Your goal. Every line that holds "What" should be shown.

Extracted data.
%%

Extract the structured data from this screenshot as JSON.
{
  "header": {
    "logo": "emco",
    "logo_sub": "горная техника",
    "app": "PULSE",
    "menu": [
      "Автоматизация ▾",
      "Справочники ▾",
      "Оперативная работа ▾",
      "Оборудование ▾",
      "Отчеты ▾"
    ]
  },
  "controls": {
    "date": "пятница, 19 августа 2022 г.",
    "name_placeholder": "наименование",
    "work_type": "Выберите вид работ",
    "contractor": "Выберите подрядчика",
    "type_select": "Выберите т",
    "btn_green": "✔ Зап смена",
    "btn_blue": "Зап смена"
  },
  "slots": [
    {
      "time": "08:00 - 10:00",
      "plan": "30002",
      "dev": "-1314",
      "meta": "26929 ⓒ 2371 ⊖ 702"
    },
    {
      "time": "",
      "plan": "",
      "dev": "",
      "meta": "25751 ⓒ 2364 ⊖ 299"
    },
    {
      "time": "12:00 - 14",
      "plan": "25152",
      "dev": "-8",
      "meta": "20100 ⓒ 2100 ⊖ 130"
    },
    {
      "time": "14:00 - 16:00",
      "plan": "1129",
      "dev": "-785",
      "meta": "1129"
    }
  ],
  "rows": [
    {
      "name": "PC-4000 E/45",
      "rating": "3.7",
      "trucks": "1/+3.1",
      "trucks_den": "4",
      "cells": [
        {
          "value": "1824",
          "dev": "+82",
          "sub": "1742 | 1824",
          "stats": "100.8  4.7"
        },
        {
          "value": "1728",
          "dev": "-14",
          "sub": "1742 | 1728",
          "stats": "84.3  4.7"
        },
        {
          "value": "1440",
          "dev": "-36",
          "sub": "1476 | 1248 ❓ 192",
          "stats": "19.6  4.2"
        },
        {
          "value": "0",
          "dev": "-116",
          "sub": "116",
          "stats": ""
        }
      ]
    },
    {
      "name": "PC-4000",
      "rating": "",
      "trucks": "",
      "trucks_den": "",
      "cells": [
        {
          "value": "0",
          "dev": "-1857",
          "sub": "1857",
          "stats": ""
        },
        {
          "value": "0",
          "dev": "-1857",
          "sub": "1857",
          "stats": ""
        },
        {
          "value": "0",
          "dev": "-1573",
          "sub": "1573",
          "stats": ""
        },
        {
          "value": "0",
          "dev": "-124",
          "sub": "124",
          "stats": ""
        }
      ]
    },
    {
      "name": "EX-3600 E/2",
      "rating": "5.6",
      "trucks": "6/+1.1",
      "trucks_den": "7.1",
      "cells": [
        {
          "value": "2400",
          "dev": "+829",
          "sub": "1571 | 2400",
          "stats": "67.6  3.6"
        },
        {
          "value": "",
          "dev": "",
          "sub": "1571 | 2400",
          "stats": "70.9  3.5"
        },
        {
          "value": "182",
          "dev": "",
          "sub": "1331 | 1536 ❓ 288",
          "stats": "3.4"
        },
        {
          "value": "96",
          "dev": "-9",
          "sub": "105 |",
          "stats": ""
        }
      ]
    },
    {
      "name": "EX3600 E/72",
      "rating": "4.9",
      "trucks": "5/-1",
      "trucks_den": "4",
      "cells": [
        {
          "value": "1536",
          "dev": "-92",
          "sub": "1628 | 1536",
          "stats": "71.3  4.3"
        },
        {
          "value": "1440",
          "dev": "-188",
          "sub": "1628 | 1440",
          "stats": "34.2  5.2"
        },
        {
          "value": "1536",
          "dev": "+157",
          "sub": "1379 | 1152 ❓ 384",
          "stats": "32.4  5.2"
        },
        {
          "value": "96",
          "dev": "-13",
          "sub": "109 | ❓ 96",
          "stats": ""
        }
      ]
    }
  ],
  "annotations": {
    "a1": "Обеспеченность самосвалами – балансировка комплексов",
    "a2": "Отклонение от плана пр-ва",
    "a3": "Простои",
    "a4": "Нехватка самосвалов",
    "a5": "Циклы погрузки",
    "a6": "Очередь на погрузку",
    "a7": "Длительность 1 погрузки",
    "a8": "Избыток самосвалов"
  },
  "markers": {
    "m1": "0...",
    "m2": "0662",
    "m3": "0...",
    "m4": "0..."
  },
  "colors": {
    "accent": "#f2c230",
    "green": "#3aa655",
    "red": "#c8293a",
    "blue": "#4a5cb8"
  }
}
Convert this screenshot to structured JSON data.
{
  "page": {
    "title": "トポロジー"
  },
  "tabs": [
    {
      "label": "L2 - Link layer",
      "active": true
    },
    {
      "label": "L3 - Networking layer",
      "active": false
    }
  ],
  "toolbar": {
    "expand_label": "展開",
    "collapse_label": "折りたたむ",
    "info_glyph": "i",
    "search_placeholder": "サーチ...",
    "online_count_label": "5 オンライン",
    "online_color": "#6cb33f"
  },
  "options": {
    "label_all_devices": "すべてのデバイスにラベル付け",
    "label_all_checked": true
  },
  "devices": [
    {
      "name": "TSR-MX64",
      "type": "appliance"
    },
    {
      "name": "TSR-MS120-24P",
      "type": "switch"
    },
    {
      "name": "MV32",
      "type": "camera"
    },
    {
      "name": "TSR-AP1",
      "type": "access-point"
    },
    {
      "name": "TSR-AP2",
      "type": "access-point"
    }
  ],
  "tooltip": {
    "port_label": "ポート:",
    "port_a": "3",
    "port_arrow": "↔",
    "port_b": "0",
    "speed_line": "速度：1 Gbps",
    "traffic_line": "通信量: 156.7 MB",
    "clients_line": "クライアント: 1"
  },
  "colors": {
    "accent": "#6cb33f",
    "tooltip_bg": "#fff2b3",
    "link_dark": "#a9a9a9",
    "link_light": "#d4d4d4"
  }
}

%%
%%

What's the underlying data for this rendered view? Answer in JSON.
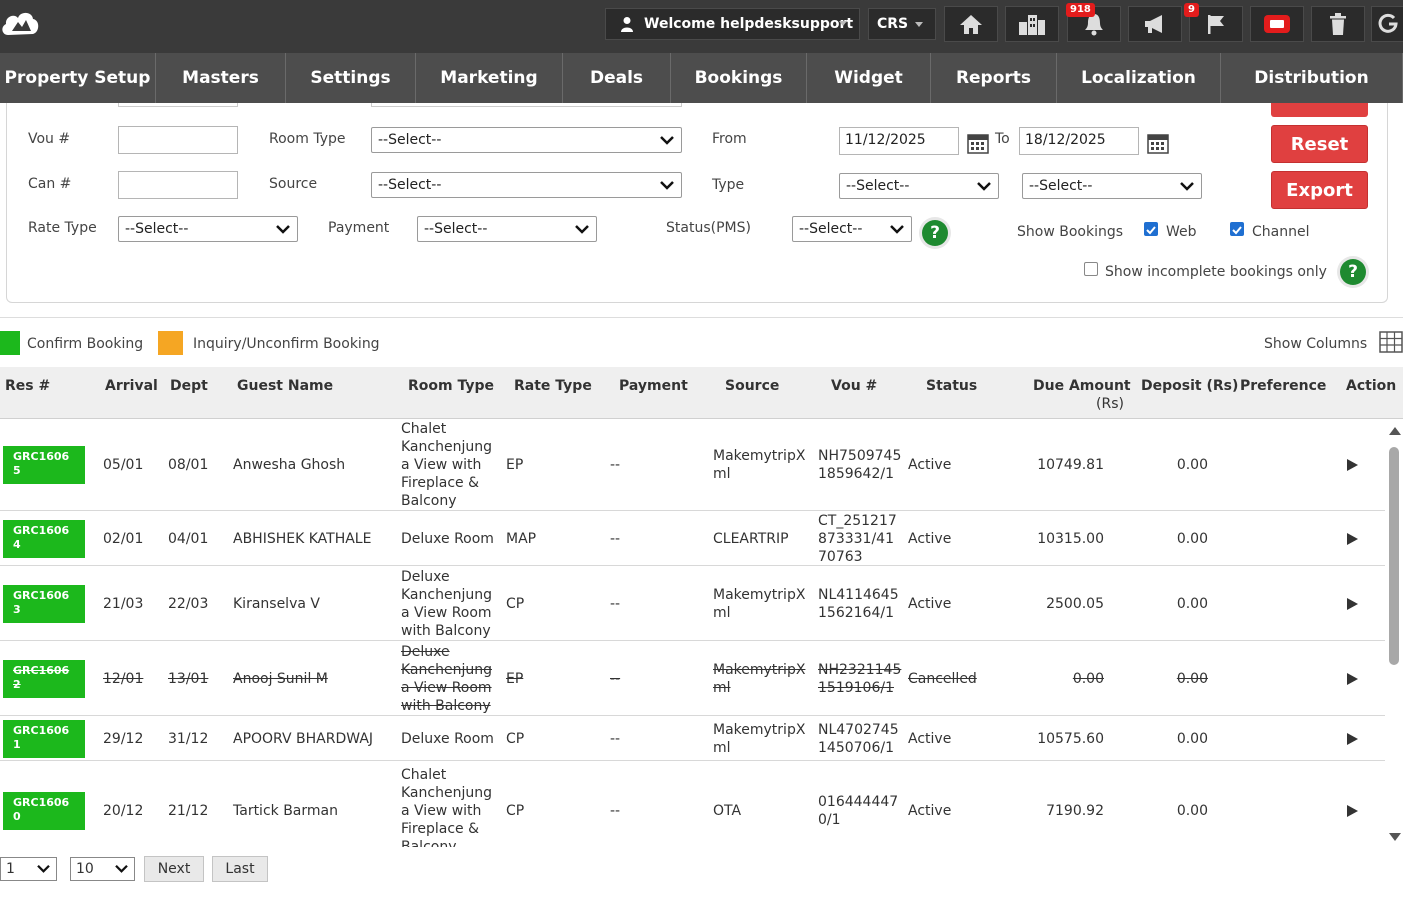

%%
%%

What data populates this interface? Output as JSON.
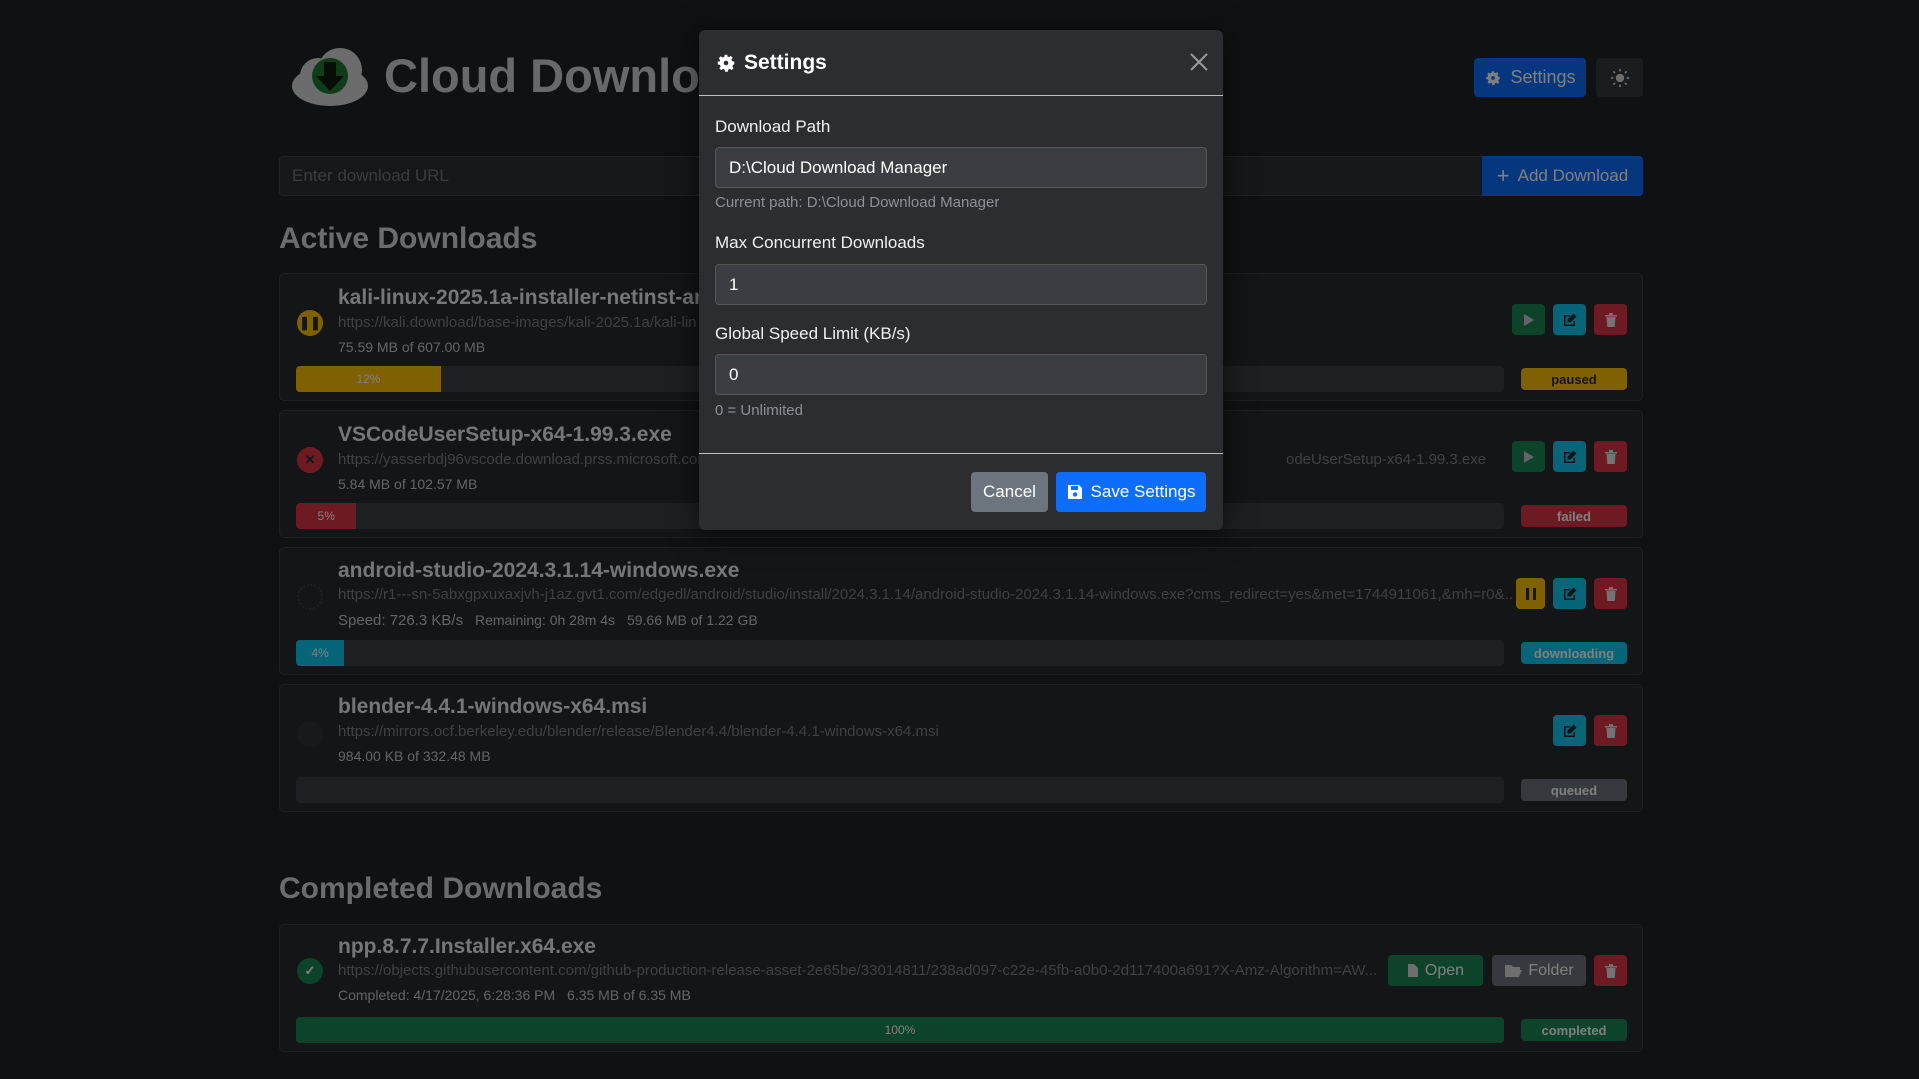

%%

Exercise solution.
What's the underlying data for this rendered view? Answer in JSON.
What data populates this interface? Output as JSON.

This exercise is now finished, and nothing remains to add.